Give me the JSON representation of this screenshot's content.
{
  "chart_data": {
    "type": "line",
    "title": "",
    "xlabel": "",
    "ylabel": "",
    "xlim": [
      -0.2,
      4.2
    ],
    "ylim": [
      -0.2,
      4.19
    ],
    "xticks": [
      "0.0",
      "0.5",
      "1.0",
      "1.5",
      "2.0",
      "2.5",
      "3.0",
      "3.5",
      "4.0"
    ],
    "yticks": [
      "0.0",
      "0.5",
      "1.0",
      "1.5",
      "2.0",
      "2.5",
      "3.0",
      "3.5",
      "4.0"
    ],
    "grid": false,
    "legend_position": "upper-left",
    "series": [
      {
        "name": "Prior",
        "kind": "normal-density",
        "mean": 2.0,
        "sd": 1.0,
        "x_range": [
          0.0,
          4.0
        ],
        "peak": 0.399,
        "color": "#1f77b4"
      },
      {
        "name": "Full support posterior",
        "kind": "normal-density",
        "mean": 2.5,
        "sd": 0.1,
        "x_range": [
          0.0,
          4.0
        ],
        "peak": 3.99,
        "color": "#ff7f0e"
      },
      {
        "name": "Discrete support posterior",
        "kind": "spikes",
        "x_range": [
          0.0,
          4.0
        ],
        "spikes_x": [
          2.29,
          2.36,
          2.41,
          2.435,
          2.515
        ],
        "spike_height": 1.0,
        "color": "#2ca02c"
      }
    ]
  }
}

───

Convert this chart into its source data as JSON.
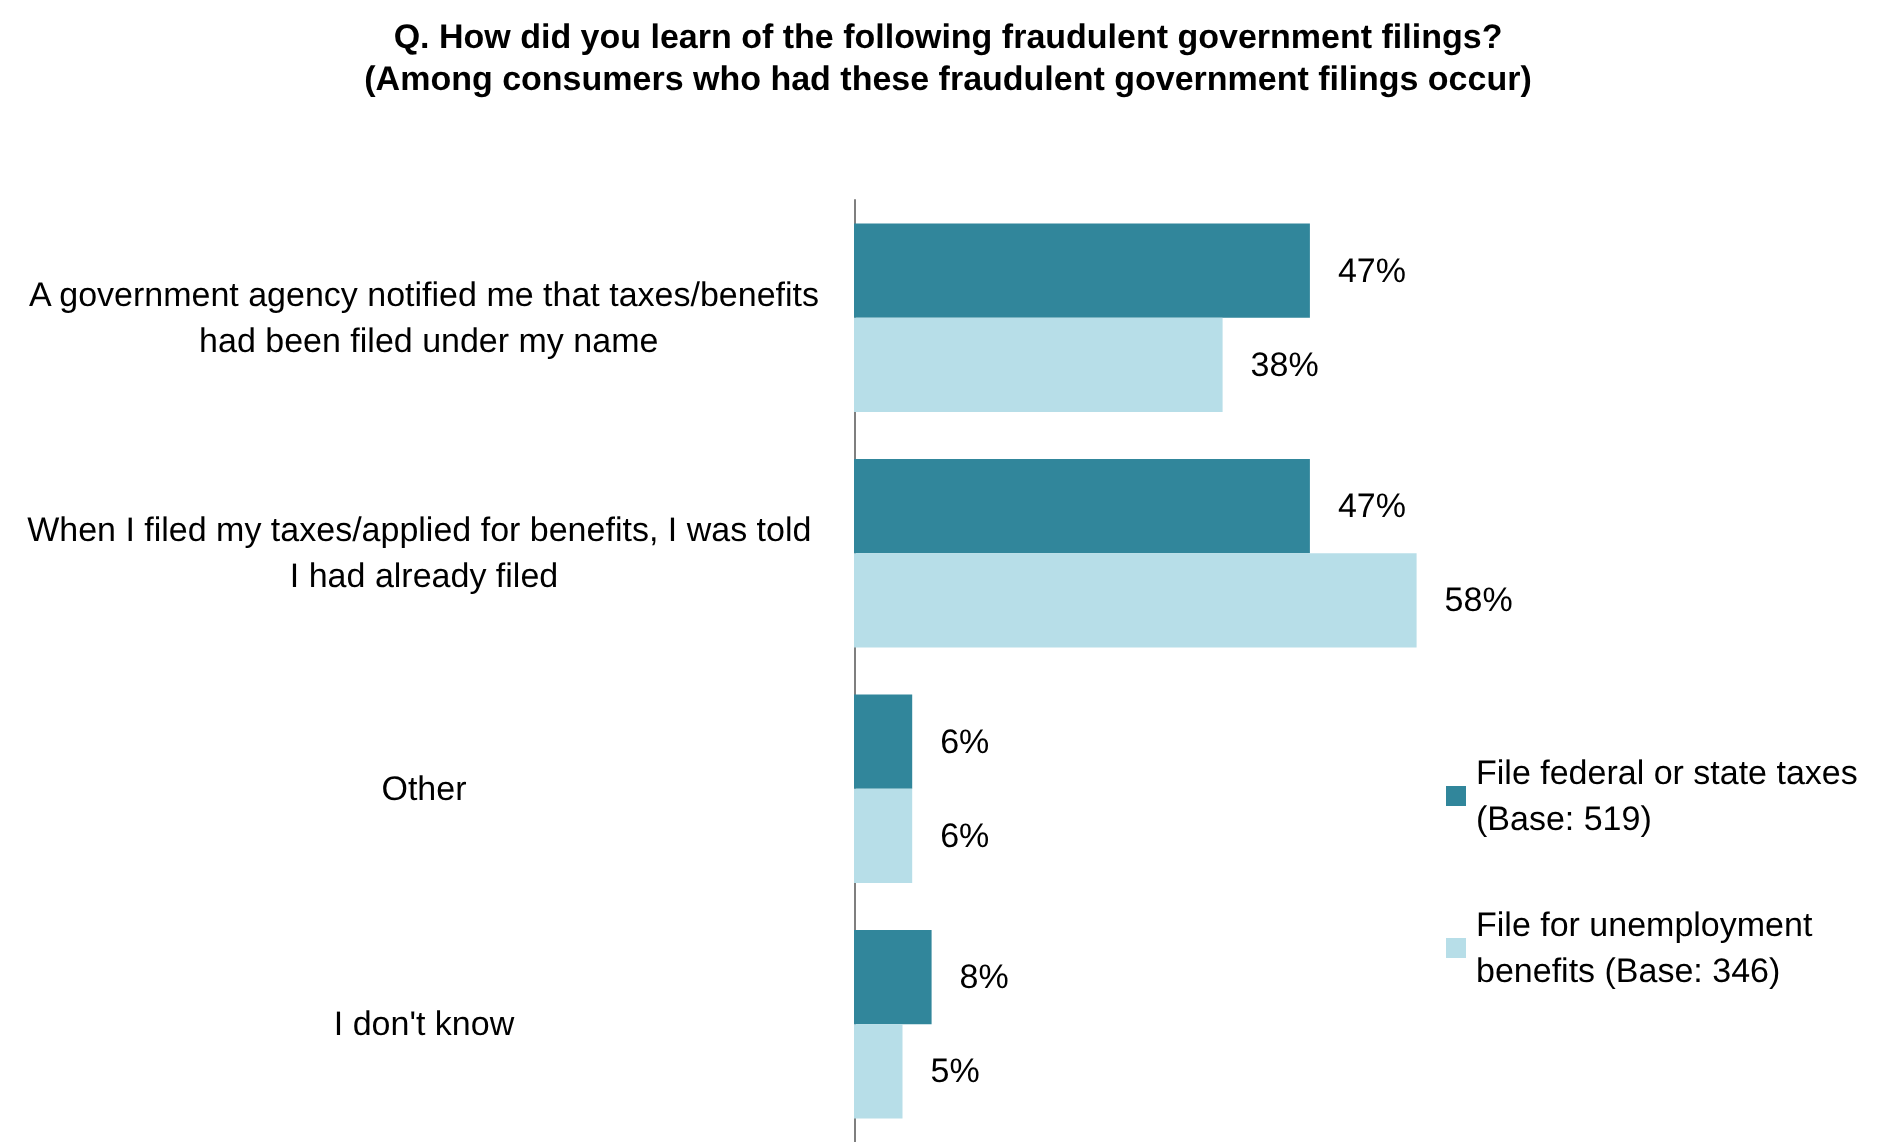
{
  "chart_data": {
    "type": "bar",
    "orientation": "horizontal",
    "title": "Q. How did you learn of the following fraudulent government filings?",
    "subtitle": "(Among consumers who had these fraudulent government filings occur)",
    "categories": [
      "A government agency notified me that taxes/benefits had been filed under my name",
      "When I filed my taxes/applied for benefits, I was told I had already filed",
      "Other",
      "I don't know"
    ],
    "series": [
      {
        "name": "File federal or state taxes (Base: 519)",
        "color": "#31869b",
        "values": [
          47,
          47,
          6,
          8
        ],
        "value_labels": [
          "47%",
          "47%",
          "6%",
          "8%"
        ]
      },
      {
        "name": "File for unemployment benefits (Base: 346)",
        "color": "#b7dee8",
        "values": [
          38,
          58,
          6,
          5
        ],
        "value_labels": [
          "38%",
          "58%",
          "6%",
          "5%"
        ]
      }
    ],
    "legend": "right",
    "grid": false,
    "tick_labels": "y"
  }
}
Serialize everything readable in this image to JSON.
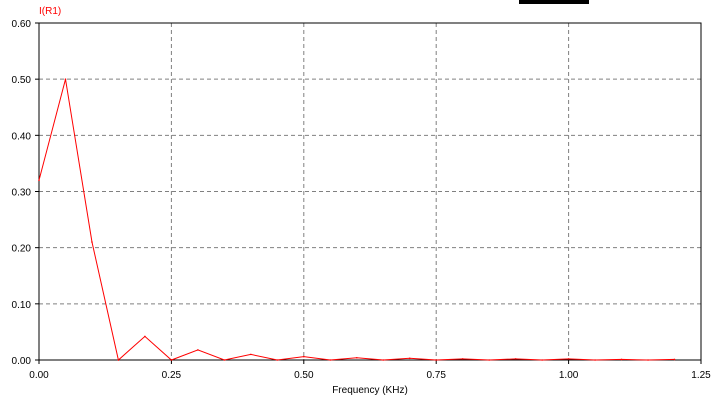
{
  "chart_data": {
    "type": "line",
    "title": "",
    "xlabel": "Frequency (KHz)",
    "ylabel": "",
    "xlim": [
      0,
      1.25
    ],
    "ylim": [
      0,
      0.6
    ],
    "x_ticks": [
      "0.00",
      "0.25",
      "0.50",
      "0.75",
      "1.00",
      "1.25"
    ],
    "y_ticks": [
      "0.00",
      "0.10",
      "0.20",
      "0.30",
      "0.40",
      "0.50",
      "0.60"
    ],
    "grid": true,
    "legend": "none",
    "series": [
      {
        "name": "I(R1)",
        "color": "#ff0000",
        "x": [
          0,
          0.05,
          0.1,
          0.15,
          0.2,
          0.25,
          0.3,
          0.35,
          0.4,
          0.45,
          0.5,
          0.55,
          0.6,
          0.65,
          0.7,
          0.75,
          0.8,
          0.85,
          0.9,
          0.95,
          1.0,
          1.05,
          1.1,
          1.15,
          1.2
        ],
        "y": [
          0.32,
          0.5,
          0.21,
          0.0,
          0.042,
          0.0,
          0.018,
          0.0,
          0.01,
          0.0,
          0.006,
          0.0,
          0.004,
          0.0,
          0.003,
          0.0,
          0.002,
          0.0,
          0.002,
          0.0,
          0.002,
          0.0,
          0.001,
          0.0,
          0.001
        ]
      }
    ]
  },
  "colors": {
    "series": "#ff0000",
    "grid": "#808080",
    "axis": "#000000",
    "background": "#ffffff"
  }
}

───

Copy each line above where the string "this" occurs.

Give me the JSON representation of this screenshot's content.
Convert this chart into its source data as JSON.
Serialize everything readable in this image to JSON.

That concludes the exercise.